**Written exercise**
Starting with the line that has "What text is on this page?" in it, repeat every line through the last one, word for word, and give nothing more.

[Data records]
────
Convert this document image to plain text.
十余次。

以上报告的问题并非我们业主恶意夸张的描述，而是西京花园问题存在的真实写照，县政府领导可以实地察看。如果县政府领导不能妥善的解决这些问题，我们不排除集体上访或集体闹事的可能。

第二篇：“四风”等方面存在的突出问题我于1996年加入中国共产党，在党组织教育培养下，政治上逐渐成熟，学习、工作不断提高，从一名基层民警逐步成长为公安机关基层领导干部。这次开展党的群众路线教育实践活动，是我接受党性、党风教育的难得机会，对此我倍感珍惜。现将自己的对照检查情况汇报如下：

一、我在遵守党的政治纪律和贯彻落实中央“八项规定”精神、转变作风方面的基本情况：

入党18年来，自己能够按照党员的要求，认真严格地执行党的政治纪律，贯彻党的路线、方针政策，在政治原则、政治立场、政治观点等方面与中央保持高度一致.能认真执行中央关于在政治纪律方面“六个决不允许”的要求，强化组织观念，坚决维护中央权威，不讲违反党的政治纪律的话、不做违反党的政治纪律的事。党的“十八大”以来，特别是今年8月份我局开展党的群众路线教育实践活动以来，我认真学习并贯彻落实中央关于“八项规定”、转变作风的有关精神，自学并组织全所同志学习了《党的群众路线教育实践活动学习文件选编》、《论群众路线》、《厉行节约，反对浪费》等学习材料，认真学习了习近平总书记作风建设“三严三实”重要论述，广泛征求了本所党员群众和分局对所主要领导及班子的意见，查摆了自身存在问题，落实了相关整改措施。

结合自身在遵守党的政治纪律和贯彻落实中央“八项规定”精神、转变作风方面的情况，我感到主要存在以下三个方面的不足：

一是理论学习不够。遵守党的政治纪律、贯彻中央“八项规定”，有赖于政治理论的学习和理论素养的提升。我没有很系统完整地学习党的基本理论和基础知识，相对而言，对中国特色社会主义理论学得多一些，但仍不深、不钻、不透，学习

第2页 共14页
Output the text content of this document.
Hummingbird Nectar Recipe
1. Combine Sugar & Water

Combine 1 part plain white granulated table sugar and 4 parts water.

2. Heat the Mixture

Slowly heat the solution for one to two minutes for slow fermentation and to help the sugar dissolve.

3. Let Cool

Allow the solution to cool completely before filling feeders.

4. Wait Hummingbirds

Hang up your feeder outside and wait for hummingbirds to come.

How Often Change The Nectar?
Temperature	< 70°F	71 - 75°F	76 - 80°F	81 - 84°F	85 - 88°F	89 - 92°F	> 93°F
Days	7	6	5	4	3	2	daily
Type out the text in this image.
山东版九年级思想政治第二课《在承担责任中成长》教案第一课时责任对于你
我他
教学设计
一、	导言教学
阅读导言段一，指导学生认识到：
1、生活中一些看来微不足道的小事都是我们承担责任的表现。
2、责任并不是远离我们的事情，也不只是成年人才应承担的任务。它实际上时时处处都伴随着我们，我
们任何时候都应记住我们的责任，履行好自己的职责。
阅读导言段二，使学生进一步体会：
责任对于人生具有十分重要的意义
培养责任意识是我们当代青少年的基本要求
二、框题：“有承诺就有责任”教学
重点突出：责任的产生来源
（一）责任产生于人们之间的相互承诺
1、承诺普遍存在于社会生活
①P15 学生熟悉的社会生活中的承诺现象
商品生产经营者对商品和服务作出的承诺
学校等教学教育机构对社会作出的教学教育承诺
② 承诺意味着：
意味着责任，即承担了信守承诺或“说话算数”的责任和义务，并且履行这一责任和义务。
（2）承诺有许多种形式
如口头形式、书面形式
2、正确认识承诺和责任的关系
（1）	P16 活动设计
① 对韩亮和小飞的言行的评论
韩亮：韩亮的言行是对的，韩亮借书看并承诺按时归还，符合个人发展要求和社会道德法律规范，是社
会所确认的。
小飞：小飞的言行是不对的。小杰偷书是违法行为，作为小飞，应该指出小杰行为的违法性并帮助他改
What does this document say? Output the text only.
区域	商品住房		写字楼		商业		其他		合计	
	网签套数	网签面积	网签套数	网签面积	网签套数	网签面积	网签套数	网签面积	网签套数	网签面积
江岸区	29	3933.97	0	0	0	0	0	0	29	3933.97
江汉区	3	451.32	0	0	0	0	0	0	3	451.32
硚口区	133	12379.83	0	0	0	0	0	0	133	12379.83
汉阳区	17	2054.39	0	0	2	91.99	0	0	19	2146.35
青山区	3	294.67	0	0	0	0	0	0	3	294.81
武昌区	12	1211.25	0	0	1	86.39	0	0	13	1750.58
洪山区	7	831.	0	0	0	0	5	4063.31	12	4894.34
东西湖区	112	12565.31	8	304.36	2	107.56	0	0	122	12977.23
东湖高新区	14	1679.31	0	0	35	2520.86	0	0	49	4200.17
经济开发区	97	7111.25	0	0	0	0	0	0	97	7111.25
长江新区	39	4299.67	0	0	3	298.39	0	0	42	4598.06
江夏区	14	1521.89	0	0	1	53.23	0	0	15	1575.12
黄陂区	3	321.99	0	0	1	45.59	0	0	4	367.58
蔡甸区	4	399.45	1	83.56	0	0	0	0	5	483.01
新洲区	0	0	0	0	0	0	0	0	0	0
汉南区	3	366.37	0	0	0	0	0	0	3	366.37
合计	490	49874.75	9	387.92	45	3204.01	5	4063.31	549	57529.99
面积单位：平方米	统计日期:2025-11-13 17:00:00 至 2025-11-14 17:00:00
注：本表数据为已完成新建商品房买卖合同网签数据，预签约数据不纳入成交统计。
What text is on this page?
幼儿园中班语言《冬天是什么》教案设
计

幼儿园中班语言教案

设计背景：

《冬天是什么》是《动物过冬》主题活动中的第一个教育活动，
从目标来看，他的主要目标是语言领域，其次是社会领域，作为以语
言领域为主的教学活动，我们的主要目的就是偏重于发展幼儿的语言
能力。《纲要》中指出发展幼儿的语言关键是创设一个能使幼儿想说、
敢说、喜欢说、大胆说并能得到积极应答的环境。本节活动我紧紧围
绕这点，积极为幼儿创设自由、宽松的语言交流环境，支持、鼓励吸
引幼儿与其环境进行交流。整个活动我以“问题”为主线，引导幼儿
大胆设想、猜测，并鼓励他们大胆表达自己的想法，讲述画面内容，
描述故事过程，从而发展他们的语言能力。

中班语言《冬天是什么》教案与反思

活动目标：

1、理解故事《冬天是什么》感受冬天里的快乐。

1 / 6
────
**Task solution**
What text is on this page?
幼儿园中班语言《冬天是什么》教案设
计

幼儿园中班语言教案

设计背景：

《冬天是什么》是《动物过冬》主题活动中的第一个教育活动，
从目标来看，他的主要目标是语言领域，其次是社会领域，作为以语
言领域为主的教学活动，我们的主要目的就是偏重于发展幼儿的语言
能力。《纲要》中指出发展幼儿的语言关键是创设一个能使幼儿想说、
敢说、喜欢说、大胆说并能得到积极应答的环境。本节活动我紧紧围
绕这点，积极为幼儿创设自由、宽松的语言交流环境，支持、鼓励吸
引幼儿与其环境进行交流。整个活动我以“问题”为主线，引导幼儿
大胆设想、猜测，并鼓励他们大胆表达自己的想法，讲述画面内容，
描述故事过程，从而发展他们的语言能力。

中班语言《冬天是什么》教案与反思

活动目标：

1、理解故事《冬天是什么》感受冬天里的快乐。

1 / 6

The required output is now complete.